Exercise objective:
Output the data exactly, with every line intact.

= = = =

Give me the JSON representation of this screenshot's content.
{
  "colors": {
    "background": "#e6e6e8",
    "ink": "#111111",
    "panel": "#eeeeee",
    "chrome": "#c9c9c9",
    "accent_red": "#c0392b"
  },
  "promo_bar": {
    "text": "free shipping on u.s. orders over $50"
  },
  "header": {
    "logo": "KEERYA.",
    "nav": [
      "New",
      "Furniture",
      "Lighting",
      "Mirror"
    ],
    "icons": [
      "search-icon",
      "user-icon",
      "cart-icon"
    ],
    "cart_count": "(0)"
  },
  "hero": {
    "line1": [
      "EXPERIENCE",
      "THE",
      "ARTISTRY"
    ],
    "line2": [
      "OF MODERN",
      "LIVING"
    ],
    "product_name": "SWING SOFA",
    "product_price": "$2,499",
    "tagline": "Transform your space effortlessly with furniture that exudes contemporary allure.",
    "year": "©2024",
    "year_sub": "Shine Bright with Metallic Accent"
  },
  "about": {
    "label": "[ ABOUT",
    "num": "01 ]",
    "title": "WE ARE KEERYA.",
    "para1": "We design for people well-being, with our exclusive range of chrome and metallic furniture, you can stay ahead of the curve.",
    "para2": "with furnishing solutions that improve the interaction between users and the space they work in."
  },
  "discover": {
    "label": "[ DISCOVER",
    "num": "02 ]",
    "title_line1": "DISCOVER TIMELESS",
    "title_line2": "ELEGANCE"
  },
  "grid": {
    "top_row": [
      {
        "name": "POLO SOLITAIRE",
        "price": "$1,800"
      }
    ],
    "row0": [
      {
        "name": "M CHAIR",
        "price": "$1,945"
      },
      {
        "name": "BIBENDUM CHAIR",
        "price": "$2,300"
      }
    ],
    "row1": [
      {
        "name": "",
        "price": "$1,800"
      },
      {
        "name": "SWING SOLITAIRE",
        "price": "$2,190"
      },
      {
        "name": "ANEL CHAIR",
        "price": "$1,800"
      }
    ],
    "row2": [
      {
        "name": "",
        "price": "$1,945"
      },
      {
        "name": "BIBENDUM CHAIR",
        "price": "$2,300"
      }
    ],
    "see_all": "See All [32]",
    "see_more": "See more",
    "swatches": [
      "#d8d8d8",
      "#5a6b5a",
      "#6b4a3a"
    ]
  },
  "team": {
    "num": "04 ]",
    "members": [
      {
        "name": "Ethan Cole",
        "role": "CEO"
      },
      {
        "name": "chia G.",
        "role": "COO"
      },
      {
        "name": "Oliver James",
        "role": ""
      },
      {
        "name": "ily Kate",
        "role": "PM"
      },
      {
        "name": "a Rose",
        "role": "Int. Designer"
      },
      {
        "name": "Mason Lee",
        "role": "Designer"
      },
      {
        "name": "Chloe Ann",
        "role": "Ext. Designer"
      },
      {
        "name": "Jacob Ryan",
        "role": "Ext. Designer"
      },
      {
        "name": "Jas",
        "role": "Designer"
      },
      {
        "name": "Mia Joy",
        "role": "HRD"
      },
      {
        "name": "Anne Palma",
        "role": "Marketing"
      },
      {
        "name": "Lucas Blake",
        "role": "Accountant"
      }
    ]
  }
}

= = = =

Response to this exercise:
Give me the JSON representation of this screenshot's content.
{
  "colors": {
    "background": "#e6e6e8",
    "ink": "#111111",
    "panel": "#eeeeee",
    "chrome": "#c9c9c9",
    "accent_red": "#c0392b"
  },
  "promo_bar": {
    "text": "free shipping on u.s. orders over $50"
  },
  "header": {
    "logo": "KEERYA.",
    "nav": [
      "New",
      "Furniture",
      "Lighting",
      "Mirror"
    ],
    "icons": [
      "search-icon",
      "user-icon",
      "cart-icon"
    ],
    "cart_count": "(0)"
  },
  "hero": {
    "line1": [
      "EXPERIENCE",
      "THE",
      "ARTISTRY"
    ],
    "line2": [
      "OF MODERN",
      "LIVING"
    ],
    "product_name": "SWING SOFA",
    "product_price": "$2,499",
    "tagline": "Transform your space effortlessly with furniture that exudes contemporary allure.",
    "year": "©2024",
    "year_sub": "Shine Bright with Metallic Accent"
  },
  "about": {
    "label": "[ ABOUT",
    "num": "01 ]",
    "title": "WE ARE KEERYA.",
    "para1": "We design for people well-being, with our exclusive range of chrome and metallic furniture, you can stay ahead of the curve.",
    "para2": "with furnishing solutions that improve the interaction between users and the space they work in."
  },
  "discover": {
    "label": "[ DISCOVER",
    "num": "02 ]",
    "title_line1": "DISCOVER TIMELESS",
    "title_line2": "ELEGANCE"
  },
  "grid": {
    "top_row": [
      {
        "name": "POLO SOLITAIRE",
        "price": "$1,800"
      }
    ],
    "row0": [
      {
        "name": "M CHAIR",
        "price": "$1,945"
      },
      {
        "name": "BIBENDUM CHAIR",
        "price": "$2,300"
      }
    ],
    "row1": [
      {
        "name": "",
        "price": "$1,800"
      },
      {
        "name": "SWING SOLITAIRE",
        "price": "$2,190"
      },
      {
        "name": "ANEL CHAIR",
        "price": "$1,800"
      }
    ],
    "row2": [
      {
        "name": "",
        "price": "$1,945"
      },
      {
        "name": "BIBENDUM CHAIR",
        "price": "$2,300"
      }
    ],
    "see_all": "See All [32]",
    "see_more": "See more",
    "swatches": [
      "#d8d8d8",
      "#5a6b5a",
      "#6b4a3a"
    ]
  },
  "team": {
    "num": "04 ]",
    "members": [
      {
        "name": "Ethan Cole",
        "role": "CEO"
      },
      {
        "name": "chia G.",
        "role": "COO"
      },
      {
        "name": "Oliver James",
        "role": ""
      },
      {
        "name": "ily Kate",
        "role": "PM"
      },
      {
        "name": "a Rose",
        "role": "Int. Designer"
      },
      {
        "name": "Mason Lee",
        "role": "Designer"
      },
      {
        "name": "Chloe Ann",
        "role": "Ext. Designer"
      },
      {
        "name": "Jacob Ryan",
        "role": "Ext. Designer"
      },
      {
        "name": "Jas",
        "role": "Designer"
      },
      {
        "name": "Mia Joy",
        "role": "HRD"
      },
      {
        "name": "Anne Palma",
        "role": "Marketing"
      },
      {
        "name": "Lucas Blake",
        "role": "Accountant"
      }
    ]
  }
}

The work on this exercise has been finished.